**Problems to work on**:
- A) According to the passage on moral quantities in war, why may effects such as a surprise or an attack in flank or rear be counted as real quantities? Answer in one to three sentences.
- B) Pick up the passage on moral quantities in war after its final sentence and carry it forward.

**Document extract**:

═══

15. THE MORAL QUANTITIES MUST NOT BE EXCLUDED IN WAR.
But now the activity in War is never directed solely against matter; it is always at the same time directed against the intelligent force which gives life to this matter, and to separate the two from each other is impossible.
But the intelligent forces are only visible to the inner eye, and this is different in each person, and often different in the same person at different times.
As danger is the general element in which everything moves in War, it is also chiefly by courage, the feeling of one's own power, that the judgment is differently influenced. It is to a certain extent the crystalline lens through which all appearances pass before reaching the understanding.
And yet we cannot doubt that these things acquire a certain objective value simply through experience.
Every one knows the moral effect of a surprise, of an attack in flank or rear. Every one thinks less of the enemy's courage as soon as he turns his back, and ventures much more in pursuit than when pursued. Every one judges of the enemy's General by his reputed talents, by his age and experience, and shapes his course accordingly. Every one casts a scrutinising glance at the spirit and feeling of his own and the enemy's troops. All these and similar effects in the province of the moral nature of man have established themselves by experience, are perpetually recurring, and therefore warrant our reckoning them as real quantities of their kind. What could we do with any theory which should leave them out of consideration?
Certainly experience is an indispensable title for these truths. With psychological and philosophical sophistries no theory, no General, should meddle.

═══

**Collected material**:
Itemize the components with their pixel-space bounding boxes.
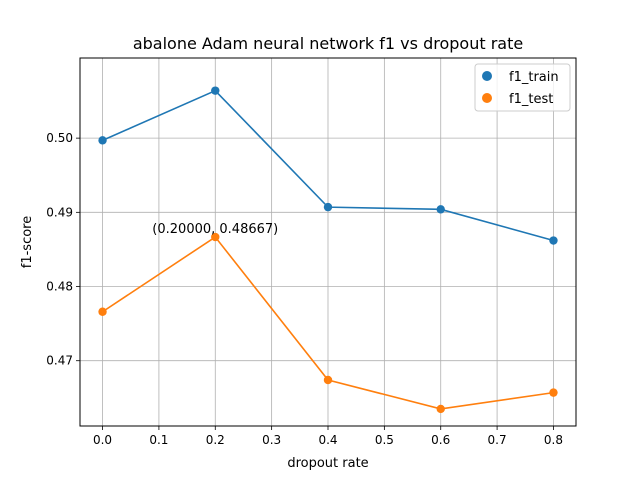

═══

**Results of the tasks**:
- A) These effects have established themselves through experience and keep recurring. That is why they can be reckoned as real quantities of their kind, and a theory that left them out would be of no use.

- B)
16. PRINCIPAL DIFFICULTY OF A THEORY FOR THE CONDUCT OF WAR.
In order to comprehend clearly the difficulty of the proposition which is contained in a theory for the conduct of War, and thence to deduce the necessary characteristics of such a theory, we must take a closer view of the chief particulars which make up the nature of activity in War.
17. FIRST SPECIALITY.—MORAL FORCES AND THEIR EFFECTS. (HOSTILE FEELING.)
The first of these specialities consists in the moral forces and effects.
The combat is, in its origin, the expression of HOSTILE FEELING, but in our great combats, which we call Wars, the hostile feeling frequently resolves itself into merely a hostile VIEW, and there is usually no innate hostile feeling residing in individual against individual. Nevertheless, the combat never passes off without such feelings being brought into activity. National hatred, which is seldom wanting in our Wars, is a substitute for personal hostility in the breast of individual opposed to individual. But where this also is wanting, and at first no animosity of feeling subsists, a hostile feeling is kindled by the combat itself; for an act of violence which any one commits upon us by order of his superior, will excite in us a desire to retaliate and be revenged on him, sooner than on the superior power at whose command the act was done. This is human, or animal if we will; still it is so. We are very apt to regard the combat in theory as an abstract trial of strength, without any participation on the part of the feelings, and that is one of the thousand errors which theorists deliberately commit, because they do not see its consequences.
Besides that excitation of feelings naturally arising from the combat itself, there are others also which do not essentially belong to it, but which, on account of their relationship, easily unite with it—ambition, love of power, enthusiasm of every kind, &c. &c.
18. THE IMPRESSIONS OF DANGER. (COURAGE.)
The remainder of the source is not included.